### Task statement
What is the number of lines in the entries that include the word "JSON"? Respond with the number only.

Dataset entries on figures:
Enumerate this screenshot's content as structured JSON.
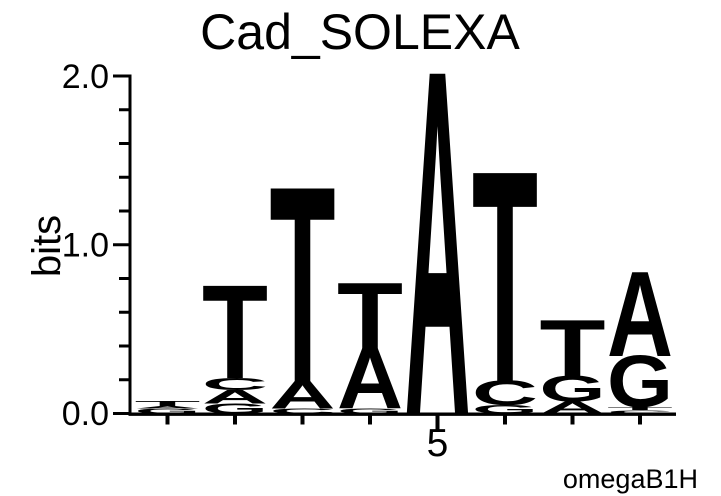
{
  "title": "Cad_SOLEXA",
  "y_axis": {
    "label": "bits",
    "ticks": [
      "2.0",
      "1.0",
      "0.0"
    ]
  },
  "x_axis": {
    "tick_label": "5",
    "labeled_position": 5
  },
  "signature": "omegaB1H",
  "colors": {
    "A": "#007C00",
    "C": "#0000DD",
    "G": "#FFA500",
    "T": "#FF0000",
    "axis": "#000000",
    "text": "#000000",
    "background": "#FFFFFF"
  },
  "chart_data": {
    "type": "bar",
    "variant": "sequence-logo-stacked-letters",
    "title": "Cad_SOLEXA",
    "xlabel": "",
    "ylabel": "bits",
    "units": "bits",
    "ylim": [
      0,
      2
    ],
    "yticks_major": [
      0,
      1,
      2
    ],
    "yticks_minor": [
      0.2,
      0.4,
      0.6,
      0.8,
      1.2,
      1.4,
      1.6,
      1.8
    ],
    "x_positions": [
      1,
      2,
      3,
      4,
      5,
      6,
      7,
      8
    ],
    "x_tick_labeled_position": 5,
    "grid": false,
    "letters_order": "bottom-to-top",
    "stacks": [
      {
        "position": 1,
        "total_bits": 0.075,
        "letters": [
          {
            "base": "G",
            "bits": 0.03
          },
          {
            "base": "A",
            "bits": 0.015
          },
          {
            "base": "T",
            "bits": 0.03
          }
        ]
      },
      {
        "position": 2,
        "total_bits": 0.75,
        "letters": [
          {
            "base": "G",
            "bits": 0.06
          },
          {
            "base": "A",
            "bits": 0.08
          },
          {
            "base": "C",
            "bits": 0.07
          },
          {
            "base": "T",
            "bits": 0.54
          }
        ]
      },
      {
        "position": 3,
        "total_bits": 1.32,
        "letters": [
          {
            "base": "C",
            "bits": 0.03
          },
          {
            "base": "A",
            "bits": 0.16
          },
          {
            "base": "T",
            "bits": 1.13
          }
        ]
      },
      {
        "position": 4,
        "total_bits": 0.77,
        "letters": [
          {
            "base": "G",
            "bits": 0.03
          },
          {
            "base": "A",
            "bits": 0.35
          },
          {
            "base": "T",
            "bits": 0.39
          }
        ]
      },
      {
        "position": 5,
        "total_bits": 1.99,
        "letters": [
          {
            "base": "A",
            "bits": 1.99
          }
        ]
      },
      {
        "position": 6,
        "total_bits": 1.41,
        "letters": [
          {
            "base": "G",
            "bits": 0.05
          },
          {
            "base": "C",
            "bits": 0.14
          },
          {
            "base": "T",
            "bits": 1.22
          }
        ]
      },
      {
        "position": 7,
        "total_bits": 0.55,
        "letters": [
          {
            "base": "A",
            "bits": 0.07
          },
          {
            "base": "G",
            "bits": 0.15
          },
          {
            "base": "T",
            "bits": 0.33
          }
        ]
      },
      {
        "position": 8,
        "total_bits": 0.83,
        "letters": [
          {
            "base": "C",
            "bits": 0.02
          },
          {
            "base": "T",
            "bits": 0.02
          },
          {
            "base": "G",
            "bits": 0.3
          },
          {
            "base": "A",
            "bits": 0.49
          }
        ]
      }
    ]
  }
}
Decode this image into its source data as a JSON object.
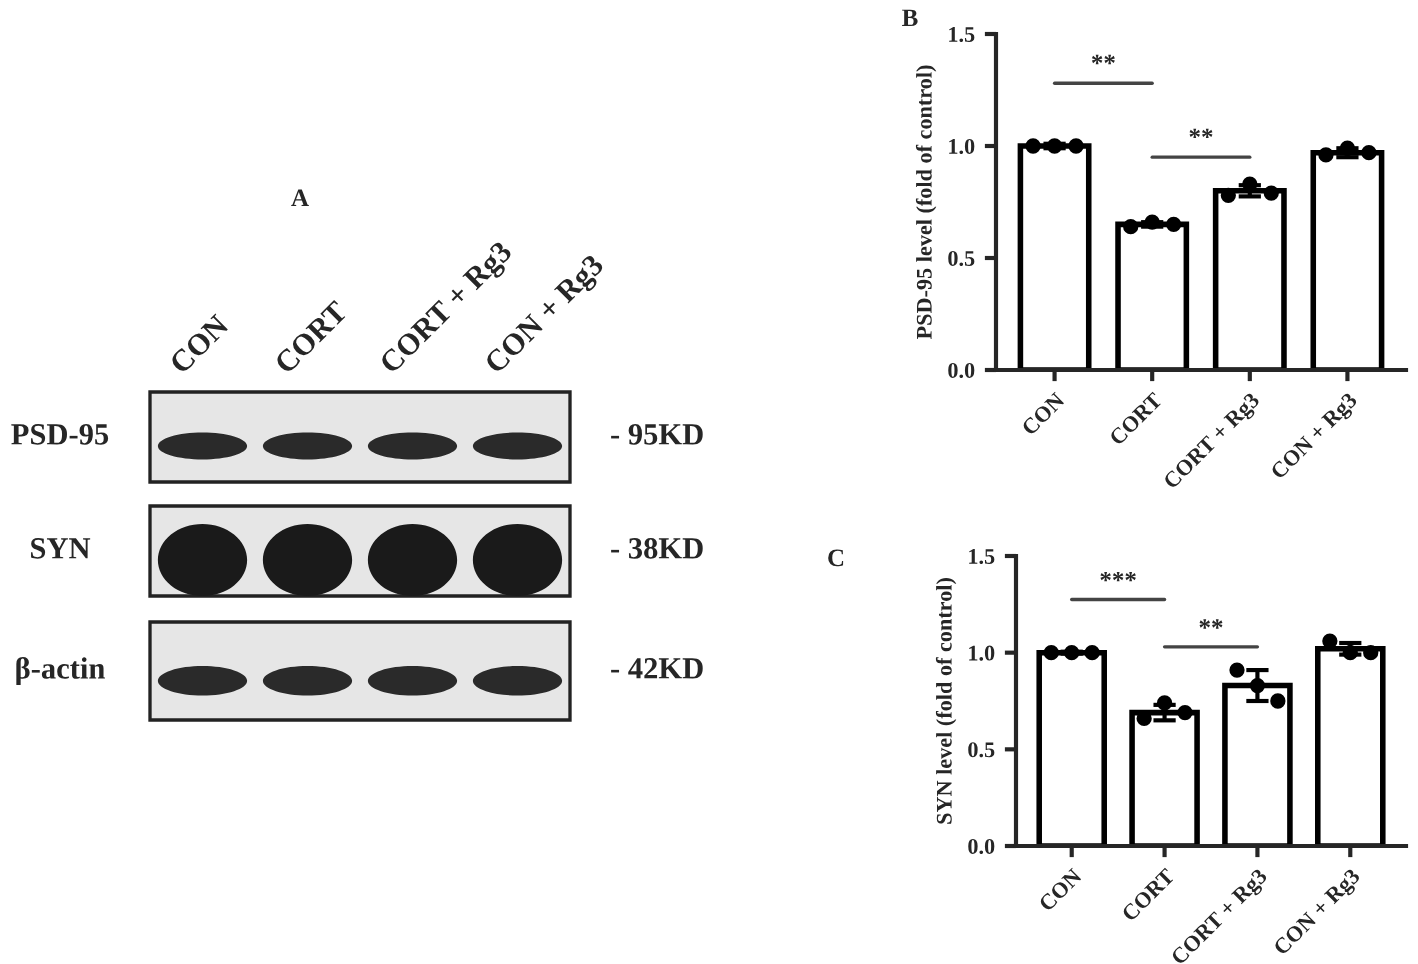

### The reply
2